GOAL OF THE EXERCISE: Which lines of the records contain "grid"? Collect every one of them.

[Extracted data entries]

◆ ◆ ◆ ◆ ◆

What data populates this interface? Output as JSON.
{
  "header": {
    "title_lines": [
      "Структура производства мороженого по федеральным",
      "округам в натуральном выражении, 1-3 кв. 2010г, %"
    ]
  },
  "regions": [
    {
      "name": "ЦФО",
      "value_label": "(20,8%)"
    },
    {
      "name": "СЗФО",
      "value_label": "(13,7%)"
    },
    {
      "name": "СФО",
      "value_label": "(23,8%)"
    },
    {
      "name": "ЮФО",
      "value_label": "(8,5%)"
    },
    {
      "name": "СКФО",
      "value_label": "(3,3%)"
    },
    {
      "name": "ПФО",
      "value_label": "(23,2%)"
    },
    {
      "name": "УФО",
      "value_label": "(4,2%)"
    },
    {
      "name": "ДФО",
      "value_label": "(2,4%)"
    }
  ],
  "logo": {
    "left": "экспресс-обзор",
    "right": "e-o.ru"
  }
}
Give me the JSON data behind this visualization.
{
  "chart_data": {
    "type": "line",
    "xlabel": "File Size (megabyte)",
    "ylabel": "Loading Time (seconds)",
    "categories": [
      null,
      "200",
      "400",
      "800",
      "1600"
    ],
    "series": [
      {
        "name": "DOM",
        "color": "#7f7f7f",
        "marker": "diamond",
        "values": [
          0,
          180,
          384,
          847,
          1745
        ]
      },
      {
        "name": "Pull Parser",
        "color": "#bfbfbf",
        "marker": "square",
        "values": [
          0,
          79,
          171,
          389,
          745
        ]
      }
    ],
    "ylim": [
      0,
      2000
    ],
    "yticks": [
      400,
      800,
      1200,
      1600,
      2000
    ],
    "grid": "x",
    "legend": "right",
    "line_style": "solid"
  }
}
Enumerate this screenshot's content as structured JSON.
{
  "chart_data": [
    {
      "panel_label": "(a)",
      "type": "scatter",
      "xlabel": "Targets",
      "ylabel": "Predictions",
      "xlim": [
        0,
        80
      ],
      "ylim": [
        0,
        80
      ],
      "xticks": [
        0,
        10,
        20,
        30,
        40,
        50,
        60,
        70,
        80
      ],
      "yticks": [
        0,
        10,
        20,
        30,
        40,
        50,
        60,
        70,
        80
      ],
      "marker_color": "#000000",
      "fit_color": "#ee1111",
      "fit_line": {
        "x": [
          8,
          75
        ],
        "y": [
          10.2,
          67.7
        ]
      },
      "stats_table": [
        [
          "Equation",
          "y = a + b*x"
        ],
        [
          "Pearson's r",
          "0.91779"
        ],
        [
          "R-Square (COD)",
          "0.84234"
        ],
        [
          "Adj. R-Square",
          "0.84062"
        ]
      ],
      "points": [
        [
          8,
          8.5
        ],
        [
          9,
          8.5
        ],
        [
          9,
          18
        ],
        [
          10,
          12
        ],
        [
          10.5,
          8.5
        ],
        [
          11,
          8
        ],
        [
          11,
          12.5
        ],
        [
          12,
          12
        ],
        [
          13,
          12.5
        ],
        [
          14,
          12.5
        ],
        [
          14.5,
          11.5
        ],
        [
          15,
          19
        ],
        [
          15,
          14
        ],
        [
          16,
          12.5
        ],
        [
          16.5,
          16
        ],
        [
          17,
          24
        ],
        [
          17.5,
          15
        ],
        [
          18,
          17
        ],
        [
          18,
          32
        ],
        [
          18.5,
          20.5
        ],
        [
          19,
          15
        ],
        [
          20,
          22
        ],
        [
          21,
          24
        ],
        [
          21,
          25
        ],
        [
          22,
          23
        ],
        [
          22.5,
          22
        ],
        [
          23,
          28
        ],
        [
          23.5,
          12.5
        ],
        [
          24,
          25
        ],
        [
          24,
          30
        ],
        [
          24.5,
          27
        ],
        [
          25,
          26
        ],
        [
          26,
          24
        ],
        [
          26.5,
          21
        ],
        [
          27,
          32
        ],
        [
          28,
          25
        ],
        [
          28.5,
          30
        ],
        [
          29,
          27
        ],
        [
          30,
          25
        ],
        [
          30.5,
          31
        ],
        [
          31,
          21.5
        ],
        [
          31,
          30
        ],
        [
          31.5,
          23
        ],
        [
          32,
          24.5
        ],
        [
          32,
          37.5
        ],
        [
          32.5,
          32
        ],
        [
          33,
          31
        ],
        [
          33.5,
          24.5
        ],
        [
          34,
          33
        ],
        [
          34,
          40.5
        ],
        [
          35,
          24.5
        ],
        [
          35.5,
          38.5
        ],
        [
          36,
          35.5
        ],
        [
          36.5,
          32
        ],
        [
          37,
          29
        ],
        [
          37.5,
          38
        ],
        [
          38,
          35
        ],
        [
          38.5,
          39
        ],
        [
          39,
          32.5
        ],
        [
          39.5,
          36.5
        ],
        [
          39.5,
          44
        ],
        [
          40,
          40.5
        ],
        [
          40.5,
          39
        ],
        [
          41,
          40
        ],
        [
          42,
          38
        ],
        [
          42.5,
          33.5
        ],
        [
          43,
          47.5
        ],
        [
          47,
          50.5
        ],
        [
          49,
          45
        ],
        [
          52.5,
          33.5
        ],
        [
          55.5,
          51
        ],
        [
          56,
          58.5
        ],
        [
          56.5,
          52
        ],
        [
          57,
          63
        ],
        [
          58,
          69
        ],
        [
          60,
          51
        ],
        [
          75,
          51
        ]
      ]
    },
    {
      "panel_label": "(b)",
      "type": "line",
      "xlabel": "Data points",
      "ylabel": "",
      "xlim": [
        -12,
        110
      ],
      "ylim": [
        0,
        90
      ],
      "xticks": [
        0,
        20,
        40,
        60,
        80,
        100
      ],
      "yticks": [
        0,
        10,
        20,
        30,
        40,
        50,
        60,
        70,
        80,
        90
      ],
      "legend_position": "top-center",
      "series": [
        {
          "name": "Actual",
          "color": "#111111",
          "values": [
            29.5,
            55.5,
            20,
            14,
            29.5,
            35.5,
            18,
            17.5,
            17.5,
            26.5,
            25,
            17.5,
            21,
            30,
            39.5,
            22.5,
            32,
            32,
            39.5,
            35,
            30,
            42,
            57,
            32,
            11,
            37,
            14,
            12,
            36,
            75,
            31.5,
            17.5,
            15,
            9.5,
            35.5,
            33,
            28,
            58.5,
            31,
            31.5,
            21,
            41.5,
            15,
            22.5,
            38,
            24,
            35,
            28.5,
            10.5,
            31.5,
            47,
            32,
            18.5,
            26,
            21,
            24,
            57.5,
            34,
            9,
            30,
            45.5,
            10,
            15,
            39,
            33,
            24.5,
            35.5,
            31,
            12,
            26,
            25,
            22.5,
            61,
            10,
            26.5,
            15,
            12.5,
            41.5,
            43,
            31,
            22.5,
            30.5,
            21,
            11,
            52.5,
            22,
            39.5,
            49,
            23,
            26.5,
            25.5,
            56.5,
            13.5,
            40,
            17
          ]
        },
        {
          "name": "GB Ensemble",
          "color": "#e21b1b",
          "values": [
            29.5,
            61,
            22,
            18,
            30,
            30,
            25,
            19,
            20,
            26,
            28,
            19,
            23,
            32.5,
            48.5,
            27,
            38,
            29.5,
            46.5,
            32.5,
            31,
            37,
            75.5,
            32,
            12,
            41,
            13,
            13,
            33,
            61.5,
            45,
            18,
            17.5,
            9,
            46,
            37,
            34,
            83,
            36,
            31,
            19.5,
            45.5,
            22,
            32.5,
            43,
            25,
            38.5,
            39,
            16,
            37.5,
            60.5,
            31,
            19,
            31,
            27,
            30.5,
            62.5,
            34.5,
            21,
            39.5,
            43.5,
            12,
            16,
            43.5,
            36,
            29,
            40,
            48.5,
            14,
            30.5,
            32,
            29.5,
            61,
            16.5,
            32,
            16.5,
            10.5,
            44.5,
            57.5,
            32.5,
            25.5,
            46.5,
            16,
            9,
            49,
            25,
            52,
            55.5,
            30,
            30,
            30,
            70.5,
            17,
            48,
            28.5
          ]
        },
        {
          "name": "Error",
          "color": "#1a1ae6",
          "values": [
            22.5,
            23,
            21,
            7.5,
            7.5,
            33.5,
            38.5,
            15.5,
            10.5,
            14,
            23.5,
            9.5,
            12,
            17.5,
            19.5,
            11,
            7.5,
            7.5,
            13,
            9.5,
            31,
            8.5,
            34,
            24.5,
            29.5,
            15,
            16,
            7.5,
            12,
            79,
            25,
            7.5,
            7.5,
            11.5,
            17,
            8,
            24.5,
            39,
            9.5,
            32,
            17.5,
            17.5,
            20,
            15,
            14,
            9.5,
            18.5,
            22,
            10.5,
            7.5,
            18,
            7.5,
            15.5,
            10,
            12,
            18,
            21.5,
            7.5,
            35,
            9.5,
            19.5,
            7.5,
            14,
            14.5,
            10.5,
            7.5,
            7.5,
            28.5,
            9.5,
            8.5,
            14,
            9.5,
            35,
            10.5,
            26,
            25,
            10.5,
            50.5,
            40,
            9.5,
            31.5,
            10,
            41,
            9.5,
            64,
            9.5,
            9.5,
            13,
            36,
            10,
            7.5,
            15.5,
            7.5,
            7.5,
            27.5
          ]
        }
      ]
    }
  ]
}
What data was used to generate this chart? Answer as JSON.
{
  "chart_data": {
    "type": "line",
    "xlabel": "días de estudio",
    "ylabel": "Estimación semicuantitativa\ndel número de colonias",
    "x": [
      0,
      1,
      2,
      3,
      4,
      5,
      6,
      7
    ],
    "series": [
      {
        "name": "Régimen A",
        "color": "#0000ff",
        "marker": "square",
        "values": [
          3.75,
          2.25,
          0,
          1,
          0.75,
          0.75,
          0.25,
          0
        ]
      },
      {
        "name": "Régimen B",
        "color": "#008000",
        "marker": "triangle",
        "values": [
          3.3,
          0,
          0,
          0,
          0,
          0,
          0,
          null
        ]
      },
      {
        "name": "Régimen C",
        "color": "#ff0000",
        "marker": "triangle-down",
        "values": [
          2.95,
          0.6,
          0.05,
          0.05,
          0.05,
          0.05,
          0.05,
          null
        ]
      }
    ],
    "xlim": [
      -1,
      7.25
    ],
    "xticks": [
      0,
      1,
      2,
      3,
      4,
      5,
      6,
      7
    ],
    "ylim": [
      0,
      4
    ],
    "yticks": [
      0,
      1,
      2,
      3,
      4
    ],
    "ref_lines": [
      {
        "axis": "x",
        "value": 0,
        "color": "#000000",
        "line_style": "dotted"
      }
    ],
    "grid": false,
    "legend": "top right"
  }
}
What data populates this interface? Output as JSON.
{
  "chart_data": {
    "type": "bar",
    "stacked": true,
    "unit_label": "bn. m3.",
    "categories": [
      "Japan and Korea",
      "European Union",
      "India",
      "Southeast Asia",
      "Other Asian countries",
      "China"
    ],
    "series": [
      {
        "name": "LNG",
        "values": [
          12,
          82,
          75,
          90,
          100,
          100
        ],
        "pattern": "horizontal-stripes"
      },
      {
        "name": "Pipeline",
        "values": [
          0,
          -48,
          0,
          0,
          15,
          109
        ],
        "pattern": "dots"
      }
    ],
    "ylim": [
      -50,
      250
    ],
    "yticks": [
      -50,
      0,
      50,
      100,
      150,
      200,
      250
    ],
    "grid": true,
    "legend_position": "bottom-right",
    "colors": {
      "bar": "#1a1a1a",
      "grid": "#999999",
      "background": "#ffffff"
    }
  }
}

◆ ◆ ◆ ◆ ◆

CORRECT RESPONSE:
    "grid": "x",
    "grid": false,
    "grid": true,
      "grid": "#999999",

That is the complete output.